- **DO THIS**: Scan the data. Collect each line that contains the word "Spheroidizing".

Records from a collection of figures
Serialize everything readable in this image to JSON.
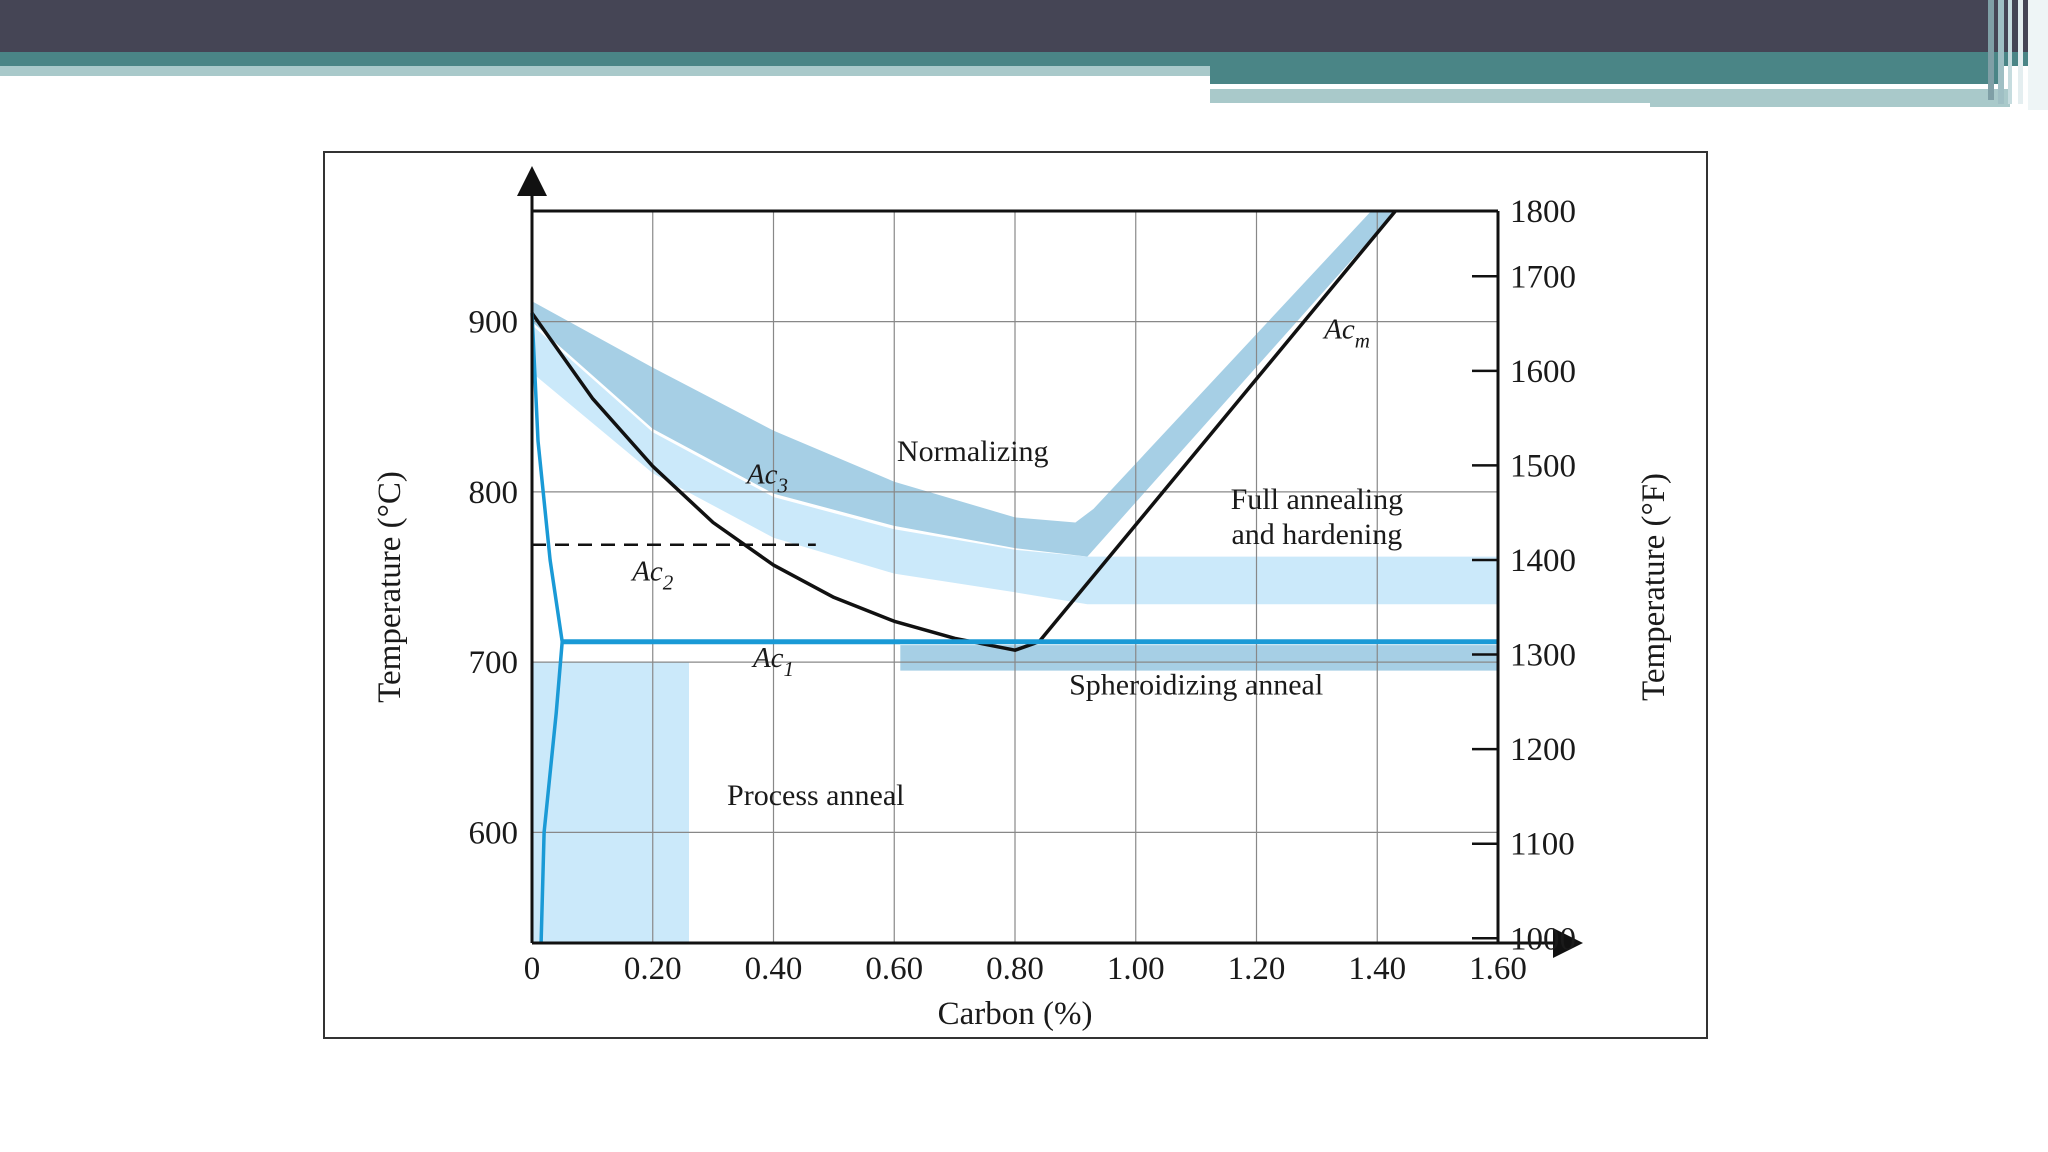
{
  "theme": {
    "header_dark": "#454555",
    "header_teal": "#4a8586",
    "header_light": "#a9c9ca",
    "region_dark_blue": "#a6cfe5",
    "region_light_blue": "#cbe9fa",
    "phase_line_blue": "#1a9ad6",
    "line_black": "#111111",
    "grid": "#888888"
  },
  "chart_data": {
    "type": "area",
    "title": "",
    "xlabel": "Carbon (%)",
    "ylabel": "Temperature (°C)",
    "ylabel_right": "Temperature (°F)",
    "xlim": [
      0,
      1.6
    ],
    "ylim": [
      535,
      965
    ],
    "x_ticks": [
      0,
      0.2,
      0.4,
      0.6,
      0.8,
      1.0,
      1.2,
      1.4,
      1.6
    ],
    "x_tick_labels": [
      "0",
      "0.20",
      "0.40",
      "0.60",
      "0.80",
      "1.00",
      "1.20",
      "1.40",
      "1.60"
    ],
    "y_ticks": [
      600,
      700,
      800,
      900
    ],
    "y_tick_labels": [
      "600",
      "700",
      "800",
      "900"
    ],
    "y_right_ticks_f": [
      1000,
      1100,
      1200,
      1300,
      1400,
      1500,
      1600,
      1700,
      1800
    ],
    "y_right_tick_labels": [
      "1000",
      "1100",
      "1200",
      "1300",
      "1400",
      "1500",
      "1600",
      "1700",
      "1800"
    ],
    "grid": true,
    "lines": [
      {
        "name": "Ac3",
        "label": "Ac",
        "sub": "3",
        "label_at": [
          0.39,
          805
        ],
        "points": [
          [
            0,
            905
          ],
          [
            0.1,
            855
          ],
          [
            0.2,
            815
          ],
          [
            0.3,
            782
          ],
          [
            0.4,
            757
          ],
          [
            0.5,
            738
          ],
          [
            0.6,
            724
          ],
          [
            0.7,
            714
          ],
          [
            0.8,
            707
          ],
          [
            0.84,
            712
          ]
        ]
      },
      {
        "name": "Acm",
        "label": "Ac",
        "sub": "m",
        "label_at": [
          1.35,
          890
        ],
        "points": [
          [
            0.84,
            712
          ],
          [
            1.43,
            965
          ]
        ]
      },
      {
        "name": "Ac1",
        "label": "Ac",
        "sub": "1",
        "label_at": [
          0.4,
          697
        ],
        "points": [
          [
            0.05,
            712
          ],
          [
            1.6,
            712
          ]
        ]
      },
      {
        "name": "Ac2",
        "label": "Ac",
        "sub": "2",
        "label_at": [
          0.2,
          748
        ],
        "points": [
          [
            0,
            769
          ],
          [
            0.47,
            769
          ]
        ]
      },
      {
        "name": "alpha-boundary",
        "points": [
          [
            0,
            905
          ],
          [
            0.01,
            830
          ],
          [
            0.03,
            760
          ],
          [
            0.05,
            712
          ],
          [
            0.04,
            670
          ],
          [
            0.02,
            600
          ],
          [
            0.015,
            535
          ]
        ]
      }
    ],
    "regions": [
      {
        "name": "Normalizing",
        "label": "Normalizing",
        "label_at": [
          0.73,
          818
        ],
        "polygon": [
          [
            0,
            912
          ],
          [
            0.2,
            873
          ],
          [
            0.4,
            836
          ],
          [
            0.6,
            806
          ],
          [
            0.8,
            785
          ],
          [
            0.9,
            782
          ],
          [
            0.93,
            790
          ],
          [
            1.39,
            965
          ],
          [
            1.43,
            965
          ],
          [
            0.92,
            762
          ],
          [
            0.8,
            767
          ],
          [
            0.6,
            780
          ],
          [
            0.4,
            799
          ],
          [
            0.2,
            837
          ],
          [
            0,
            900
          ]
        ]
      },
      {
        "name": "Full annealing and hardening",
        "label_lines": [
          "Full annealing",
          "and hardening"
        ],
        "label_at": [
          1.3,
          790
        ],
        "polygon": [
          [
            0,
            898
          ],
          [
            0.2,
            835
          ],
          [
            0.4,
            797
          ],
          [
            0.6,
            778
          ],
          [
            0.8,
            766
          ],
          [
            0.92,
            762
          ],
          [
            1.6,
            762
          ],
          [
            1.6,
            734
          ],
          [
            0.92,
            734
          ],
          [
            0.8,
            741
          ],
          [
            0.6,
            752
          ],
          [
            0.4,
            773
          ],
          [
            0.2,
            811
          ],
          [
            0,
            870
          ]
        ]
      },
      {
        "name": "Spheroidizing anneal",
        "label": "Spheroidizing anneal",
        "label_at": [
          1.1,
          681
        ],
        "polygon": [
          [
            0.61,
            710
          ],
          [
            1.6,
            710
          ],
          [
            1.6,
            695
          ],
          [
            0.61,
            695
          ]
        ]
      },
      {
        "name": "Process anneal",
        "label": "Process anneal",
        "label_at": [
          0.47,
          616
        ],
        "polygon": [
          [
            0,
            700
          ],
          [
            0.26,
            700
          ],
          [
            0.26,
            535
          ],
          [
            0,
            535
          ]
        ]
      }
    ]
  }
}
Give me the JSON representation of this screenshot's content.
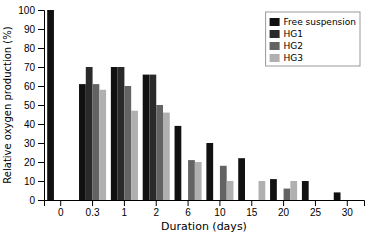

- **SOLUTION TO THE PROBLEM**:
        "name": "Spheroidizing anneal",
        "label": "Spheroidizing anneal",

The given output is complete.